__PROBLEM TO SOLVE__: Across the material below, how many lines contain the word "title"? Give only the number.

__ENTRIES SHOWN__:
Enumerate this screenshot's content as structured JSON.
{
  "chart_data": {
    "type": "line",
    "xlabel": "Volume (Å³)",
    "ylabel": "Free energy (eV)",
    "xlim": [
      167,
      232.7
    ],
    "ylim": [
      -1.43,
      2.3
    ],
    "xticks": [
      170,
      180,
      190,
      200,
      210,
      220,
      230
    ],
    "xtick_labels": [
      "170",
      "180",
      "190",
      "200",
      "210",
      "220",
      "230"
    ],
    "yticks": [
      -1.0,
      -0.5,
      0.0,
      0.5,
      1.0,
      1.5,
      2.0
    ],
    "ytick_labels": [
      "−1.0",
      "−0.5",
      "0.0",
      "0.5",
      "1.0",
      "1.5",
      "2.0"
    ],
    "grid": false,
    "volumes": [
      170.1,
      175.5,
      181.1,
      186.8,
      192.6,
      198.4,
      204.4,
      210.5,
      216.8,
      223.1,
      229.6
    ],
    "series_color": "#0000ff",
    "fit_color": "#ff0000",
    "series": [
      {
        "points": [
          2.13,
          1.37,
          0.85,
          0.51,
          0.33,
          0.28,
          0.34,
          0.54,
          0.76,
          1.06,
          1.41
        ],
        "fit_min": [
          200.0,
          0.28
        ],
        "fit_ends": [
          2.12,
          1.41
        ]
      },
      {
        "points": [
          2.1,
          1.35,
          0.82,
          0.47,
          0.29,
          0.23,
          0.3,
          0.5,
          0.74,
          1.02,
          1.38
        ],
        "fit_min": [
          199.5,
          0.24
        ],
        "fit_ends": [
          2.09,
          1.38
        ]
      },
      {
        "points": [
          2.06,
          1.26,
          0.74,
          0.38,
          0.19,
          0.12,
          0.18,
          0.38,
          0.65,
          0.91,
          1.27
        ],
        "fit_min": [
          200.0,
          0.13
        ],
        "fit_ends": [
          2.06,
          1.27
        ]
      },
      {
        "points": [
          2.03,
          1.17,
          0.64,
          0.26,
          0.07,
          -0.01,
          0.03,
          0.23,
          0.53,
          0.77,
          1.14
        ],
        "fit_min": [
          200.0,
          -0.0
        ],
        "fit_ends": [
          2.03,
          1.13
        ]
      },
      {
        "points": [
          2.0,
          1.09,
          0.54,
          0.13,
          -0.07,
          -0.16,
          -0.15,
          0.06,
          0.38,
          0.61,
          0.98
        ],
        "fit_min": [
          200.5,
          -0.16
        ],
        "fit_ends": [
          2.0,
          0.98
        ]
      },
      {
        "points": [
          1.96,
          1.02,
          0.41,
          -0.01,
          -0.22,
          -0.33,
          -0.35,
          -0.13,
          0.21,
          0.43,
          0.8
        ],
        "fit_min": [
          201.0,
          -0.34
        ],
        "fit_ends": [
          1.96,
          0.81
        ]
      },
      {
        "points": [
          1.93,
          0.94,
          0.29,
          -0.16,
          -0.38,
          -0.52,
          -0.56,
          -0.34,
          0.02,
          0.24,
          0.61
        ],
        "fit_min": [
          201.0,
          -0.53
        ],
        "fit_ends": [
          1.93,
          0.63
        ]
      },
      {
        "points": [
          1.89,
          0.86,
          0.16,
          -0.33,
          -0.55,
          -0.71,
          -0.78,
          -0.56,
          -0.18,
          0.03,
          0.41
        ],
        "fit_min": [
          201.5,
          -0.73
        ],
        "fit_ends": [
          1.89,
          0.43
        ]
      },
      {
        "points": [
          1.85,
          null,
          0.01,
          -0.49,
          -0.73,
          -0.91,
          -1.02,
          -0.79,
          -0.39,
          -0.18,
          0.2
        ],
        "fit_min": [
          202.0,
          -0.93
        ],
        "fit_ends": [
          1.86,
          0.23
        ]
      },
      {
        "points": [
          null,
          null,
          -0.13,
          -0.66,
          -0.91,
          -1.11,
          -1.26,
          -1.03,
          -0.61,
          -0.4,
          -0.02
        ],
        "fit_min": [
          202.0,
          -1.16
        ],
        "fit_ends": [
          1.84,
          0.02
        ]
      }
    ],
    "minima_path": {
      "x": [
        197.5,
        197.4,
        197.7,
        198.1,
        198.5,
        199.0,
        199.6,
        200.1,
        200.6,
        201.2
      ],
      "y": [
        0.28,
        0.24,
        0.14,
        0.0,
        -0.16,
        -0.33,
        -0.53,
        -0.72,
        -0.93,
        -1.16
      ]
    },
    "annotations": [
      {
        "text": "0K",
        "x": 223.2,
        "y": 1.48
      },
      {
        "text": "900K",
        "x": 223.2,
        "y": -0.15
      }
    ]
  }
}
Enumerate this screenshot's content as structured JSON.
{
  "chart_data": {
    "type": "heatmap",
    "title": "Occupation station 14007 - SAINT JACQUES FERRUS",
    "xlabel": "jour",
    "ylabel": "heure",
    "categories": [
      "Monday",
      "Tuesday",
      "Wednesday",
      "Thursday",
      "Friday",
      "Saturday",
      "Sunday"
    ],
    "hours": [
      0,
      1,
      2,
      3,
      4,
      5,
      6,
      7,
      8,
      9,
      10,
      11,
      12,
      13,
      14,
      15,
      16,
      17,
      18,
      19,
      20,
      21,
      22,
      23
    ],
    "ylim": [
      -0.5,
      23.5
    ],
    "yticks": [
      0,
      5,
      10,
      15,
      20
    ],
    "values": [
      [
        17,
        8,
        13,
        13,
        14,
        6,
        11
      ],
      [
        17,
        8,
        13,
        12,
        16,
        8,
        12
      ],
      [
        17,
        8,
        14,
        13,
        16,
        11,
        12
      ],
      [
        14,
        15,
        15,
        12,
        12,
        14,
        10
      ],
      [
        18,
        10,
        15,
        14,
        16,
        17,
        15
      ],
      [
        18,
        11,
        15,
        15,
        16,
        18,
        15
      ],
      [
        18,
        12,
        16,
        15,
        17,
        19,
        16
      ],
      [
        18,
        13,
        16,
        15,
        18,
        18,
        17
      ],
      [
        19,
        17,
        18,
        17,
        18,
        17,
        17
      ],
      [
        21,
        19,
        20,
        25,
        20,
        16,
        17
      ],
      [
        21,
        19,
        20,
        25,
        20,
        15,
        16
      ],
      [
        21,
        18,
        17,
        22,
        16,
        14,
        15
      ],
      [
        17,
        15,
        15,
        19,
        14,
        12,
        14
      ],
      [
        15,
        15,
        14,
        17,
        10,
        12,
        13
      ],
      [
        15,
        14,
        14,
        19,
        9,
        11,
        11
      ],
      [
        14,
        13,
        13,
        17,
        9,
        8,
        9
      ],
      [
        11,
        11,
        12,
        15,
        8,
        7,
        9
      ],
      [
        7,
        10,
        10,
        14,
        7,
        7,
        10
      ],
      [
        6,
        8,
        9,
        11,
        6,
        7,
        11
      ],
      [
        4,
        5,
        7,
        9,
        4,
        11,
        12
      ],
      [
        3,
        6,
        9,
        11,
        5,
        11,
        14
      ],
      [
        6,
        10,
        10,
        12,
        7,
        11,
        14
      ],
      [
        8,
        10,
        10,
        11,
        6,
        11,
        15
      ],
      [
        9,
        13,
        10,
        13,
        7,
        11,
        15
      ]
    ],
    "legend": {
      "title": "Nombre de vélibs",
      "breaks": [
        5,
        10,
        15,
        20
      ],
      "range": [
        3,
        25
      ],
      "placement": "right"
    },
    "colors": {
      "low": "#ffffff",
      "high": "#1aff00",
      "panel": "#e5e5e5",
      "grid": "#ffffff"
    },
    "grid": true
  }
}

__SOLUTION FOR THIS PROBLEM__: 2